**Extracted information:**
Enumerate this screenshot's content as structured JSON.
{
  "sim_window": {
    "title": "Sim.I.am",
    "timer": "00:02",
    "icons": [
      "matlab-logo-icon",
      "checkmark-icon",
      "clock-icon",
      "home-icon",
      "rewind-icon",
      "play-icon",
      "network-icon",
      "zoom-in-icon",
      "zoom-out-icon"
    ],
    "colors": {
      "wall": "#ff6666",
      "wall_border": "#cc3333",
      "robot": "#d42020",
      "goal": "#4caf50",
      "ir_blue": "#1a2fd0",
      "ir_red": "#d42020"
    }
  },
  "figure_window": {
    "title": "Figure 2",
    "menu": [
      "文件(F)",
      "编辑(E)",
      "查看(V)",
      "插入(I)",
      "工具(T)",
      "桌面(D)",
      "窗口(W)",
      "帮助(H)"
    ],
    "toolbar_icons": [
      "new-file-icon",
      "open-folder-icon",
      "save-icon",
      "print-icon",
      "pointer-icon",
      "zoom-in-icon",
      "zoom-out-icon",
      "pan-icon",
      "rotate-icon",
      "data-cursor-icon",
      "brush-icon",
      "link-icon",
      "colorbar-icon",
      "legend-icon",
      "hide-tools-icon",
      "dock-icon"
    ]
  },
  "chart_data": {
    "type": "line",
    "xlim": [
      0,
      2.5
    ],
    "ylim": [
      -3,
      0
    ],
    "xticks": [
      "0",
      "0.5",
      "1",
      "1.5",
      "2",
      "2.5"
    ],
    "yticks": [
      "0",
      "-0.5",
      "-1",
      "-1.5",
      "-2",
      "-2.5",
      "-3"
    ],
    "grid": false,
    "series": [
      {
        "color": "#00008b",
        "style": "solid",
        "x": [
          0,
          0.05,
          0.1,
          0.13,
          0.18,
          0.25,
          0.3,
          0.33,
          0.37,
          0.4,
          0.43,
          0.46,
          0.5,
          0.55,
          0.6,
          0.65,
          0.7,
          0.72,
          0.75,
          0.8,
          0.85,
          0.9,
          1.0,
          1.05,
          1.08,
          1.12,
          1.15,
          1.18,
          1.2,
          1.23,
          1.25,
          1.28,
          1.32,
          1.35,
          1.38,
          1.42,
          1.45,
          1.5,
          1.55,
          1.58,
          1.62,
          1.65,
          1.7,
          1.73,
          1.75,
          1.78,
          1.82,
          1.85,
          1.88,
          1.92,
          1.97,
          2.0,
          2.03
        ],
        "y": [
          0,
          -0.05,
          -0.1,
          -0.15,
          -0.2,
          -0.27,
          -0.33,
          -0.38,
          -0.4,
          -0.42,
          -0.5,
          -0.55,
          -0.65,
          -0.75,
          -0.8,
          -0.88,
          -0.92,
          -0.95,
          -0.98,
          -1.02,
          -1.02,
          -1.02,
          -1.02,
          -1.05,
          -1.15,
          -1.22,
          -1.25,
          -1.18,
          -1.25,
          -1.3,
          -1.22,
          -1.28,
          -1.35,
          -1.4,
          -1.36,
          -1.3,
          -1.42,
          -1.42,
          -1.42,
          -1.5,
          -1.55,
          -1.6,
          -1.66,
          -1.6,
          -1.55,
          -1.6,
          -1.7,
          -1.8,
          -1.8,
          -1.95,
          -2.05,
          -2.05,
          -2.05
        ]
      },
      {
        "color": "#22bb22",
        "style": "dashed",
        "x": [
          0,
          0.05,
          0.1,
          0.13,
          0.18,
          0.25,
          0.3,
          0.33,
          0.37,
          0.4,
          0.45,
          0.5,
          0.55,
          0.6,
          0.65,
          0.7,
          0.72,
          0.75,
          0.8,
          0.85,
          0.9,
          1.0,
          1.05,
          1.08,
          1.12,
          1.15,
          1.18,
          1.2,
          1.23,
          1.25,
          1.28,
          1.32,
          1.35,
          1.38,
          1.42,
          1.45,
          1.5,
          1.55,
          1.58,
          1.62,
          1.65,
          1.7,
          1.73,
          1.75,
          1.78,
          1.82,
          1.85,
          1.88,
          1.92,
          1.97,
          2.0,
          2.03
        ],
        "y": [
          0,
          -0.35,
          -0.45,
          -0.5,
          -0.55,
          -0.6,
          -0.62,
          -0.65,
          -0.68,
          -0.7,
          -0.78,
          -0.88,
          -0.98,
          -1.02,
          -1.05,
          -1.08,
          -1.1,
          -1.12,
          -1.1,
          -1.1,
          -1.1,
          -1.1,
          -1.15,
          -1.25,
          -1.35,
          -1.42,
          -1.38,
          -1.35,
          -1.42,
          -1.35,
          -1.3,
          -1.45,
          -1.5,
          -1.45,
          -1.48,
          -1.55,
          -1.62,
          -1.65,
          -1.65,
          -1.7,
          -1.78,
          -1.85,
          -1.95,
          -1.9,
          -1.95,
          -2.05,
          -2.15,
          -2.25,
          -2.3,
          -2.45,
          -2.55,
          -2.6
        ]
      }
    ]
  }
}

**Stated goal:**
Report all lines of the material that contain the word "zoom".

**Written answer:**
      "zoom-in-icon",
      "zoom-out-icon"
      "zoom-in-icon",
      "zoom-out-icon",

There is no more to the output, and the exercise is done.